» **Your goal**
Comb the records below for the string "title" and copy each line where it turns up.

» **Listed records**
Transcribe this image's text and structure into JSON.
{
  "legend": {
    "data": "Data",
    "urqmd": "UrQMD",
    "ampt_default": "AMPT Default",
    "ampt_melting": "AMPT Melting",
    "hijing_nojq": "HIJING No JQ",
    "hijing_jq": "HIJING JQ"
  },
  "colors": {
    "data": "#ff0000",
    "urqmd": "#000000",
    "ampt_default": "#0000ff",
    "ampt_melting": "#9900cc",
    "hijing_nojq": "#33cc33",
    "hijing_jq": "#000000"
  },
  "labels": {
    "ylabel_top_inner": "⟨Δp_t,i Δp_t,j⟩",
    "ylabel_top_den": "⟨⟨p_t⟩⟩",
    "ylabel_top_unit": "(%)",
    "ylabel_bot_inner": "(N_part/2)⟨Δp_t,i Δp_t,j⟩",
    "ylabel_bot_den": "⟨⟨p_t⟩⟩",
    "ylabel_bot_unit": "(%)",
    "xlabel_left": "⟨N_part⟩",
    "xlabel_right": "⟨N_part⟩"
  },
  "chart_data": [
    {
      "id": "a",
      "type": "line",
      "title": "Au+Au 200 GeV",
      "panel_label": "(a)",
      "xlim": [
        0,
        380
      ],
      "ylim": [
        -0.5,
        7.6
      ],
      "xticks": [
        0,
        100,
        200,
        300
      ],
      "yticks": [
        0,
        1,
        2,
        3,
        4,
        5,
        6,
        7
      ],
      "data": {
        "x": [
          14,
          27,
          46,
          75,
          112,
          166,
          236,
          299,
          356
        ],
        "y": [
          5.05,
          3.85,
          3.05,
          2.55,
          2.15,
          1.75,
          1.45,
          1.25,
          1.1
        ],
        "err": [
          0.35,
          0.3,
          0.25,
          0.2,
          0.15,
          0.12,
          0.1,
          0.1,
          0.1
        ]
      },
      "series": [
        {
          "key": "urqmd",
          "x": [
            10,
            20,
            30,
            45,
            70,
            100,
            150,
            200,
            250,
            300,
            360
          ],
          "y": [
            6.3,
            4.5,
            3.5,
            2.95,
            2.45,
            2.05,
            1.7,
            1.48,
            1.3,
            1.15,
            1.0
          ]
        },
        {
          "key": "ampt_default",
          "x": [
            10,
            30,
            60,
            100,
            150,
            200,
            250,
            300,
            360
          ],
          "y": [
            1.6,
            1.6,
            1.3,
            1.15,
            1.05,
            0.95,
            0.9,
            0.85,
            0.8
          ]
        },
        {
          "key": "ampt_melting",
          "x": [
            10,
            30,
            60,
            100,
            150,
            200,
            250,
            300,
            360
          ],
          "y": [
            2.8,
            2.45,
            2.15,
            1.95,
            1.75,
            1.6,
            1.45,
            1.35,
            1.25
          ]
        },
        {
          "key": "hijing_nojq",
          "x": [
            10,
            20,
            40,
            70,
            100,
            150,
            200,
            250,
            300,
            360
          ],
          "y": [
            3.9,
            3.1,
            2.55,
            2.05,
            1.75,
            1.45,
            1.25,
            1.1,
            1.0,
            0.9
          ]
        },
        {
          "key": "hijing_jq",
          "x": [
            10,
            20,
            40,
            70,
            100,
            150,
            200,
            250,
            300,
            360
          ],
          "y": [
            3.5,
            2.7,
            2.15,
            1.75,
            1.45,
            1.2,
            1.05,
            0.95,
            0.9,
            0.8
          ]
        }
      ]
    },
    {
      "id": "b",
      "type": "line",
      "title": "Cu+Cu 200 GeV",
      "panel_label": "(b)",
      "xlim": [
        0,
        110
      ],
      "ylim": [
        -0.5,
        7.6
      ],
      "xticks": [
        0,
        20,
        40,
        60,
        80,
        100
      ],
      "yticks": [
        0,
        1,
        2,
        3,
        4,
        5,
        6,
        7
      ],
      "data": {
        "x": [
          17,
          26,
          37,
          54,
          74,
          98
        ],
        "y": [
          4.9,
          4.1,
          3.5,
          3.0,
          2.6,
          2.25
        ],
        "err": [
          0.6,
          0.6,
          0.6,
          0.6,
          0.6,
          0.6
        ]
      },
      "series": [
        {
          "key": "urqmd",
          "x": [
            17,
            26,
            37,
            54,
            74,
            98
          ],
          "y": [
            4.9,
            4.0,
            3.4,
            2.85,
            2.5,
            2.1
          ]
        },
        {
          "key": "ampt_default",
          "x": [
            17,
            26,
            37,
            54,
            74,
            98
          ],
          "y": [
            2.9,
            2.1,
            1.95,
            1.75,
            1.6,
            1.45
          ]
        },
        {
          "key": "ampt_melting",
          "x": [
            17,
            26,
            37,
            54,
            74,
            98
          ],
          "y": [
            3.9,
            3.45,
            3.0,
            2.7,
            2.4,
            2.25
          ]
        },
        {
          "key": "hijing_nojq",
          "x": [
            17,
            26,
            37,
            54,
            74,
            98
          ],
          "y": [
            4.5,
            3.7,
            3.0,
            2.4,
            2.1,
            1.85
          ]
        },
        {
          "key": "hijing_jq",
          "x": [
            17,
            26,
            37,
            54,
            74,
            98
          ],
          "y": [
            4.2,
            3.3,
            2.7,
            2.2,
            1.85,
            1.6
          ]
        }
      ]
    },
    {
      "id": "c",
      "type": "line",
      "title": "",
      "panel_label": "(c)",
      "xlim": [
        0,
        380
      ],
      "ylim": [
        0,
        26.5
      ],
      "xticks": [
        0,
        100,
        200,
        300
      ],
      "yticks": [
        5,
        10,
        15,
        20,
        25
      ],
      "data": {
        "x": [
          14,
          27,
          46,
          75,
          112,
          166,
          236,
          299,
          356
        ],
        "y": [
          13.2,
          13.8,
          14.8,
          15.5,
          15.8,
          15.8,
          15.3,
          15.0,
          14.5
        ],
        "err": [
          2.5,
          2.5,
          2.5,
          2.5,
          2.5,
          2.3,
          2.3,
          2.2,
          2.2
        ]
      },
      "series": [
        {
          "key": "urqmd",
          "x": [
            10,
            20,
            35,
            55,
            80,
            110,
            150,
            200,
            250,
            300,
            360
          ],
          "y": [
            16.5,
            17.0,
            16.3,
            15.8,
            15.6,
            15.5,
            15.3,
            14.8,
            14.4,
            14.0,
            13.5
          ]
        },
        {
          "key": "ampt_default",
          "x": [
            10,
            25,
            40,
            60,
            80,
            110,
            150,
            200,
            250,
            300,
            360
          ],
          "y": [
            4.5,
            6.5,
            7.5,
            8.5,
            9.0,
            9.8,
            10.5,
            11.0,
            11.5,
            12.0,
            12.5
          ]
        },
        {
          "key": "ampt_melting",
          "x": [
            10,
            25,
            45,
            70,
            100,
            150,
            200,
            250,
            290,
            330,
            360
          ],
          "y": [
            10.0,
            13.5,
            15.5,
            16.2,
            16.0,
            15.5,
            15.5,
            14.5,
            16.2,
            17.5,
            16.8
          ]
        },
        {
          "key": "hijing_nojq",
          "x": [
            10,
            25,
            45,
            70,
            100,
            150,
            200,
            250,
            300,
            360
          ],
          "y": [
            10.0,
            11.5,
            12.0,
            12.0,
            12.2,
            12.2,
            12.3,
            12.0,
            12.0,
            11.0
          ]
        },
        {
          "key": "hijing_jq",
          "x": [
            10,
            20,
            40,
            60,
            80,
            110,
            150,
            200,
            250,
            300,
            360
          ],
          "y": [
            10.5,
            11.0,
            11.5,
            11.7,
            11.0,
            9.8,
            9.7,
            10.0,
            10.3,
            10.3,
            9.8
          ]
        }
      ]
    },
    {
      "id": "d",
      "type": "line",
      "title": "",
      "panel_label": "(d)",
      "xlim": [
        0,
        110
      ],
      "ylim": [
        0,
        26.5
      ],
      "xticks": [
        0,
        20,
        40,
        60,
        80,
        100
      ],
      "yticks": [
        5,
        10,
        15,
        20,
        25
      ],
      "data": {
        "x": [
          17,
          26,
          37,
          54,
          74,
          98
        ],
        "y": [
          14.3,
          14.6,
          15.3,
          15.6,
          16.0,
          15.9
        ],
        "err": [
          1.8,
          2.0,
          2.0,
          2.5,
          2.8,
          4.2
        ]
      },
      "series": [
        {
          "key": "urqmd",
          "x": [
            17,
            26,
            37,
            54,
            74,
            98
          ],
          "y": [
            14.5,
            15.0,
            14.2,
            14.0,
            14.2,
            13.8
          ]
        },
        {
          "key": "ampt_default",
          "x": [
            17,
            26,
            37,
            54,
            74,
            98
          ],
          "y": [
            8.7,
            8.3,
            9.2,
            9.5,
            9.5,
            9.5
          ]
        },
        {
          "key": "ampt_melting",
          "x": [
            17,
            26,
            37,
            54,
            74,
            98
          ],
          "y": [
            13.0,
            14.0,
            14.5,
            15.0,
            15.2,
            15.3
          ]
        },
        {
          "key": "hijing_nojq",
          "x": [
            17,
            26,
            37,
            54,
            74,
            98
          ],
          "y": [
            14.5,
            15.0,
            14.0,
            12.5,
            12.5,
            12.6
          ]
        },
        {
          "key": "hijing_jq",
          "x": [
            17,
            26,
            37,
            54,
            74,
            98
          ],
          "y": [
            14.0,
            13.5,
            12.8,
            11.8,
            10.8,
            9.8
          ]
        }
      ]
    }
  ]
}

» **Expected answer**
      "title": "Au+Au 200 GeV",
      "title": "Cu+Cu 200 GeV",
      "title": "",
      "title": "",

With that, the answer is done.